[What the task requires]:
Go through the records underneath and count the lines that include the string "content". Give nothing but the number.

[Record set]:
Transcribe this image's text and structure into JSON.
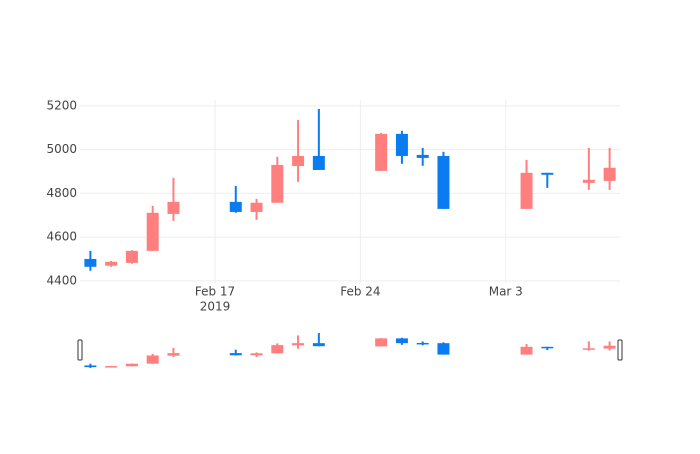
{
  "chart_data": {
    "type": "candlestick",
    "x": [
      "2019-02-11",
      "2019-02-12",
      "2019-02-13",
      "2019-02-14",
      "2019-02-15",
      "2019-02-18",
      "2019-02-19",
      "2019-02-20",
      "2019-02-21",
      "2019-02-22",
      "2019-02-25",
      "2019-02-26",
      "2019-02-27",
      "2019-02-28",
      "2019-03-04",
      "2019-03-05",
      "2019-03-07",
      "2019-03-08"
    ],
    "open": [
      4500,
      4469,
      4482,
      4537,
      4706,
      4761,
      4715,
      4757,
      4925,
      4971,
      4903,
      5072,
      4976,
      4971,
      4729,
      4894,
      4848,
      4857
    ],
    "high": [
      4537,
      4491,
      4540,
      4743,
      4871,
      4834,
      4775,
      4967,
      5136,
      5186,
      5077,
      5086,
      5008,
      4990,
      4953,
      4894,
      5008,
      5008
    ],
    "low": [
      4446,
      4464,
      4478,
      4537,
      4674,
      4711,
      4679,
      4757,
      4853,
      4907,
      4903,
      4935,
      4926,
      4729,
      4729,
      4825,
      4816,
      4816
    ],
    "close": [
      4464,
      4487,
      4537,
      4711,
      4761,
      4715,
      4757,
      4930,
      4971,
      4907,
      5072,
      4971,
      4962,
      4729,
      4894,
      4885,
      4862,
      4917
    ],
    "increasing_color": "#ff7f7f",
    "decreasing_color": "#0b7cf0",
    "xlim": [
      "2019-02-10T12:00:00Z",
      "2019-03-08T12:00:00Z"
    ],
    "xticks": [
      {
        "value": "2019-02-17",
        "label": "Feb 17"
      },
      {
        "value": "2019-02-24",
        "label": "Feb 24"
      },
      {
        "value": "2019-03-03",
        "label": "Mar 3"
      }
    ],
    "xtick_year": "2019",
    "ylim": [
      4390,
      5227
    ],
    "yticks": [
      4400,
      4600,
      4800,
      5000,
      5200
    ],
    "grid": true,
    "range_slider": true
  }
}
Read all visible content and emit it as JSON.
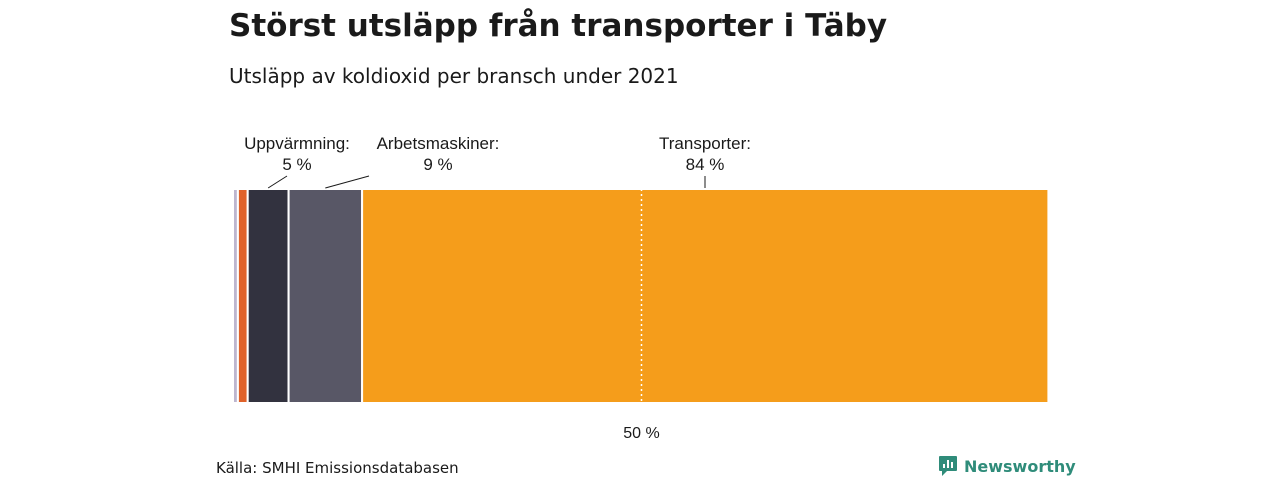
{
  "chart_data": {
    "type": "bar",
    "orientation": "horizontal-stacked-100",
    "title": "Störst utsläpp från transporter i Täby",
    "subtitle": "Utsläpp av koldioxid per bransch under 2021",
    "series": [
      {
        "value": 0.6,
        "color": "#bdb6cf"
      },
      {
        "value": 1.2,
        "color": "#e0622a"
      },
      {
        "value": 5,
        "name": "Uppvärmning:",
        "value_label": "5 %",
        "color": "#32323f"
      },
      {
        "value": 9,
        "name": "Arbetsmaskiner:",
        "value_label": "9 %",
        "color": "#585766"
      },
      {
        "value": 84,
        "name": "Transporter:",
        "value_label": "84 %",
        "color": "#f59d1b"
      }
    ],
    "reference_line": {
      "value": 50,
      "label": "50 %"
    },
    "xlim": [
      0,
      100
    ]
  },
  "footer": {
    "source": "Källa: SMHI Emissionsdatabasen",
    "brand": "Newsworthy",
    "brand_color": "#2f8c7a"
  }
}
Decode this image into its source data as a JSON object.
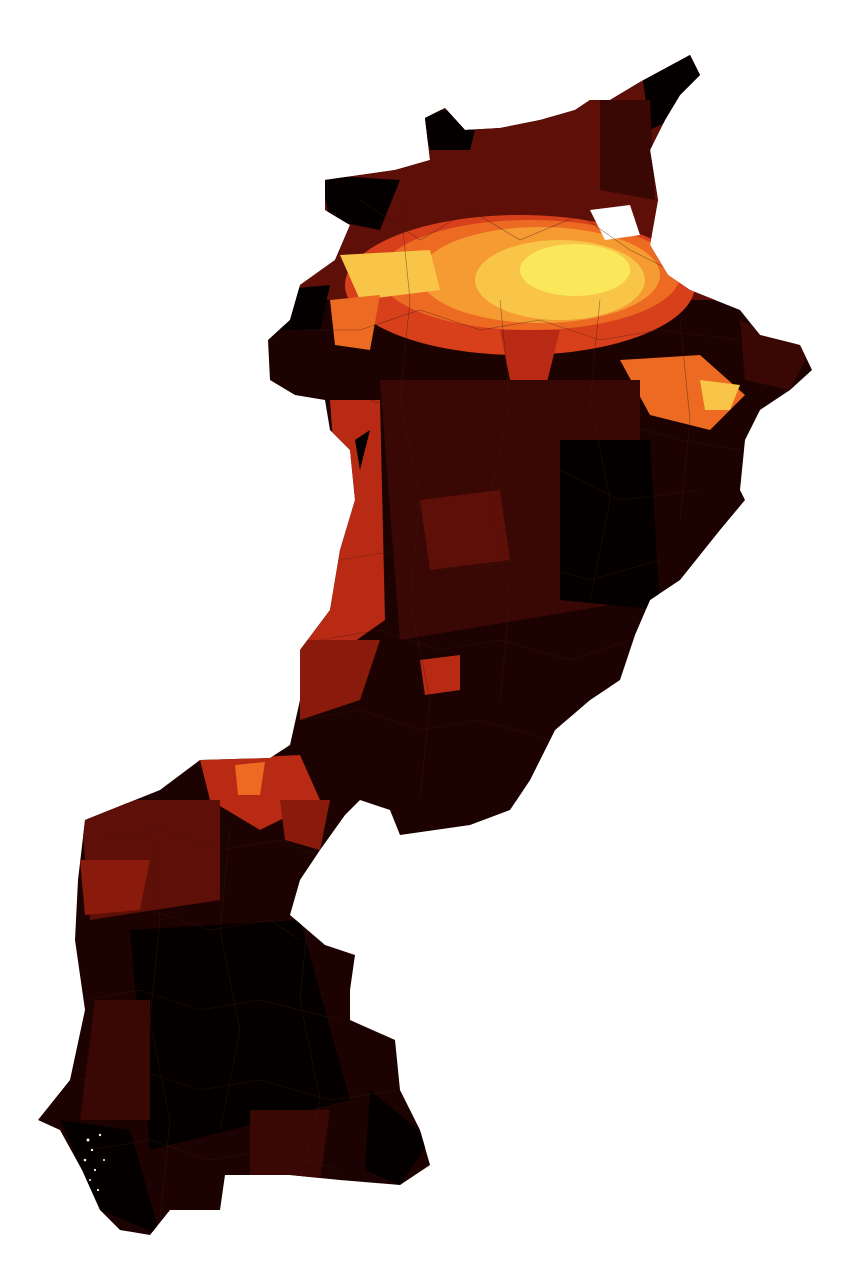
{
  "map": {
    "type": "choropleth",
    "color_scale": [
      "#050000",
      "#1c0302",
      "#3a0804",
      "#5e0f07",
      "#8a1a0c",
      "#b92a14",
      "#d8401c",
      "#ec6a22",
      "#f59b32",
      "#f8c548",
      "#fbe75a"
    ],
    "background_color": "#ffffff",
    "border_color": "#3a1a12",
    "legend": "none",
    "title": ""
  }
}
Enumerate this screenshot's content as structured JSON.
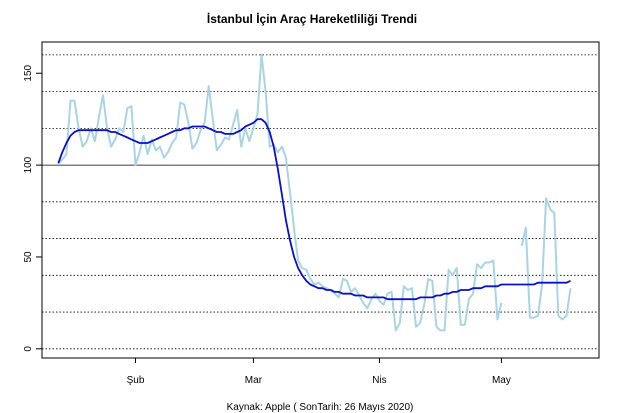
{
  "chart_data": {
    "type": "line",
    "title": "İstanbul İçin Araç Hareketliliği Trendi",
    "caption": "Kaynak: Apple ( SonTarih: 26 Mayıs 2020)",
    "xlabel": "",
    "ylabel": "",
    "x_range_days": [
      -23,
      114
    ],
    "ylim": [
      -5,
      167
    ],
    "x_tick_labels": [
      {
        "label": "Şub",
        "day": 0
      },
      {
        "label": "Mar",
        "day": 29
      },
      {
        "label": "Nis",
        "day": 60
      },
      {
        "label": "May",
        "day": 90
      }
    ],
    "y_ticks": [
      0,
      50,
      100,
      150
    ],
    "reference_lines": {
      "solid": [
        100
      ],
      "dotted": [
        0,
        20,
        40,
        60,
        80,
        120,
        140,
        160
      ]
    },
    "series": [
      {
        "color": "#aad4e4",
        "start_day": -19,
        "values": [
          101,
          103,
          106,
          135,
          135,
          120,
          110,
          113,
          120,
          113,
          126,
          138,
          120,
          110,
          114,
          120,
          118,
          131,
          132,
          100,
          107,
          116,
          106,
          114,
          108,
          110,
          104,
          107,
          112,
          115,
          134,
          133,
          123,
          109,
          112,
          119,
          123,
          143,
          125,
          108,
          111,
          115,
          114,
          122,
          130,
          110,
          120,
          113,
          120,
          128,
          160,
          140,
          110,
          111,
          107,
          110,
          104,
          85,
          65,
          48,
          44,
          43,
          38,
          35,
          36,
          34,
          33,
          32,
          30,
          28,
          38,
          37,
          31,
          33,
          29,
          25,
          22,
          27,
          30,
          26,
          24,
          30,
          31,
          10,
          14,
          34,
          32,
          33,
          12,
          14,
          24,
          38,
          37,
          12,
          10,
          10,
          43,
          40,
          44,
          13,
          13,
          27,
          30,
          46,
          44,
          47,
          47,
          48,
          16,
          25,
          null,
          null,
          null,
          null,
          56,
          66,
          17,
          17,
          18,
          35,
          82,
          76,
          74,
          18,
          16,
          18,
          33
        ]
      },
      {
        "color": "#0a10c8",
        "start_day": -19,
        "values": [
          101,
          107,
          112,
          116,
          118,
          119,
          119,
          119,
          119,
          119,
          119,
          119,
          119,
          118,
          118,
          117,
          116,
          115,
          114,
          113,
          112,
          112,
          112,
          113,
          114,
          115,
          116,
          117,
          118,
          119,
          119,
          120,
          120,
          121,
          121,
          121,
          121,
          120,
          119,
          118,
          118,
          117,
          117,
          117,
          118,
          119,
          121,
          122,
          123,
          125,
          125,
          123,
          118,
          110,
          98,
          84,
          70,
          59,
          50,
          44,
          40,
          37,
          35,
          34,
          33,
          33,
          32,
          32,
          31,
          31,
          30,
          30,
          30,
          29,
          29,
          29,
          28,
          28,
          28,
          28,
          28,
          27,
          27,
          27,
          27,
          27,
          27,
          27,
          27,
          28,
          28,
          28,
          28,
          29,
          29,
          30,
          30,
          31,
          31,
          32,
          32,
          32,
          33,
          33,
          33,
          34,
          34,
          34,
          34,
          35,
          35,
          35,
          35,
          35,
          35,
          35,
          35,
          35,
          36,
          36,
          36,
          36,
          36,
          36,
          36,
          36,
          37
        ]
      }
    ]
  }
}
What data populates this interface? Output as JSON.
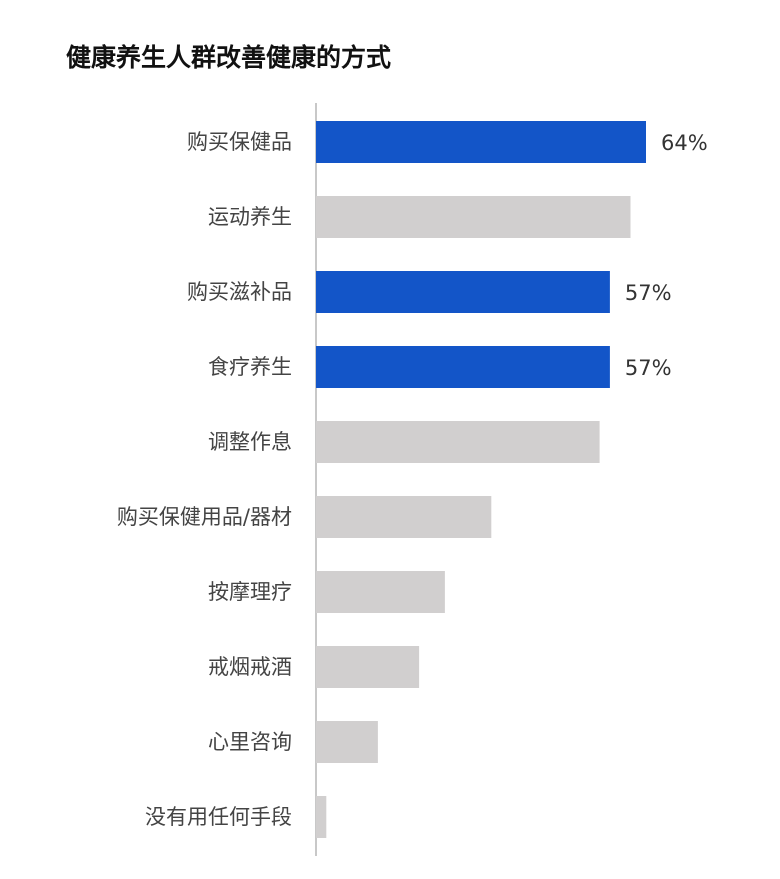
{
  "colors": {
    "highlight": "#1355C8",
    "normal": "#D1CFCF",
    "axis": "#C8C8C8"
  },
  "chart_data": {
    "type": "bar",
    "orientation": "horizontal",
    "title": "健康养生人群改善健康的方式",
    "unit": "%",
    "xlim": [
      0,
      64
    ],
    "grid": false,
    "legend": "none",
    "categories": [
      "购买保健品",
      "运动养生",
      "购买滋补品",
      "食疗养生",
      "调整作息",
      "购买保健用品/器材",
      "按摩理疗",
      "戒烟戒酒",
      "心里咨询",
      "没有用任何手段"
    ],
    "values": [
      64,
      61,
      57,
      57,
      55,
      34,
      25,
      20,
      12,
      2
    ],
    "highlighted": [
      true,
      false,
      true,
      true,
      false,
      false,
      false,
      false,
      false,
      false
    ],
    "data_labels": [
      "64%",
      "",
      "57%",
      "57%",
      "",
      "",
      "",
      "",
      "",
      ""
    ]
  }
}
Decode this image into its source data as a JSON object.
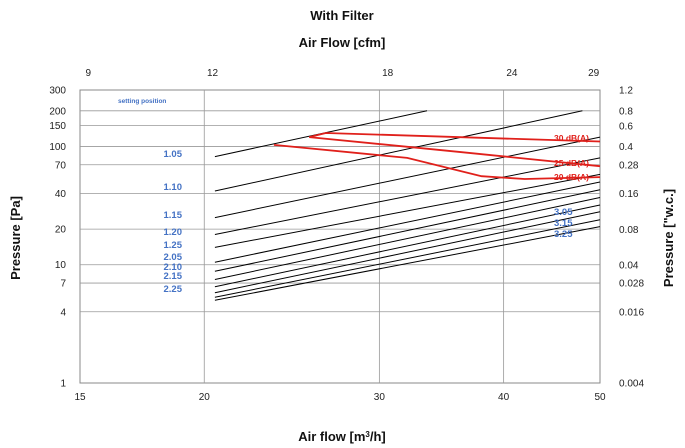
{
  "chart_data": {
    "type": "line",
    "title": "With Filter",
    "subtitle": "Air Flow [cfm]",
    "xlabel": "Air flow [m³/h]",
    "ylabel": "Pressure [Pa]",
    "ylabel_right": "Pressure [\"w.c.]",
    "x_scale": "log",
    "y_scale": "log",
    "xlim": [
      15,
      50
    ],
    "ylim": [
      1,
      300
    ],
    "grid": true,
    "x_ticks": [
      "15",
      "20",
      "30",
      "40",
      "50"
    ],
    "x_ticks_top": [
      "9",
      "12",
      "18",
      "24",
      "29"
    ],
    "y_ticks": [
      "1",
      "4",
      "7",
      "10",
      "20",
      "40",
      "70",
      "100",
      "150",
      "200",
      "300"
    ],
    "y_ticks_right": [
      "0.004",
      "0.016",
      "0.028",
      "0.04",
      "0.08",
      "0.16",
      "0.28",
      "0.4",
      "0.6",
      "0.8",
      "1.2"
    ],
    "annotation": "setting position",
    "series": [
      {
        "name": "1.05",
        "x": [
          20.5,
          33.5
        ],
        "y": [
          82,
          200
        ]
      },
      {
        "name": "1.10",
        "x": [
          20.5,
          48
        ],
        "y": [
          42,
          200
        ]
      },
      {
        "name": "1.15",
        "x": [
          20.5,
          50
        ],
        "y": [
          25,
          120
        ]
      },
      {
        "name": "1.20",
        "x": [
          20.5,
          50
        ],
        "y": [
          18,
          80
        ]
      },
      {
        "name": "1.25",
        "x": [
          20.5,
          50
        ],
        "y": [
          14,
          58
        ]
      },
      {
        "name": "2.05",
        "x": [
          20.5,
          50
        ],
        "y": [
          10.5,
          50
        ]
      },
      {
        "name": "2.10",
        "x": [
          20.5,
          50
        ],
        "y": [
          8.8,
          43
        ]
      },
      {
        "name": "2.15",
        "x": [
          20.5,
          50
        ],
        "y": [
          7.5,
          37
        ]
      },
      {
        "name": "2.25",
        "x": [
          20.5,
          50
        ],
        "y": [
          6.5,
          32
        ]
      },
      {
        "name": "3.05",
        "x": [
          20.5,
          50
        ],
        "y": [
          5.8,
          28
        ]
      },
      {
        "name": "3.15",
        "x": [
          20.5,
          50
        ],
        "y": [
          5.3,
          24
        ]
      },
      {
        "name": "3.25",
        "x": [
          20.5,
          50
        ],
        "y": [
          5.0,
          21
        ]
      }
    ],
    "noise_curves": [
      {
        "name": "30 dB(A)",
        "x": [
          25.5,
          26.5,
          50
        ],
        "y": [
          120,
          130,
          110
        ]
      },
      {
        "name": "25 dB(A)",
        "x": [
          25.5,
          36,
          50
        ],
        "y": [
          120,
          90,
          68
        ]
      },
      {
        "name": "20 dB(A)",
        "x": [
          23.5,
          32,
          38,
          42,
          50
        ],
        "y": [
          103,
          80,
          56,
          53,
          55
        ]
      }
    ],
    "colors": {
      "series": "#000000",
      "noise": "#e0201b",
      "labels": "#4472c4"
    }
  }
}
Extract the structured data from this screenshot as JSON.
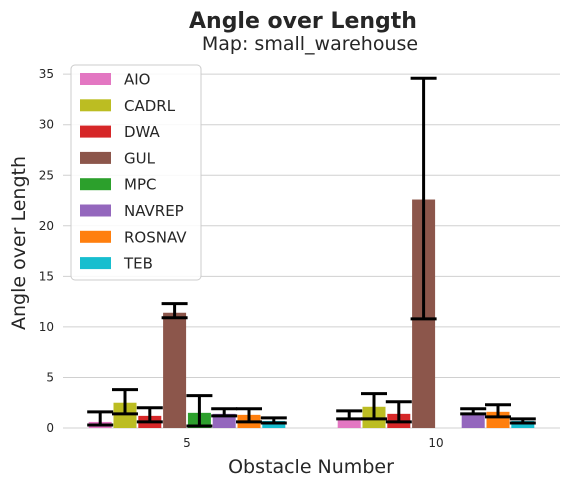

[The response]:
2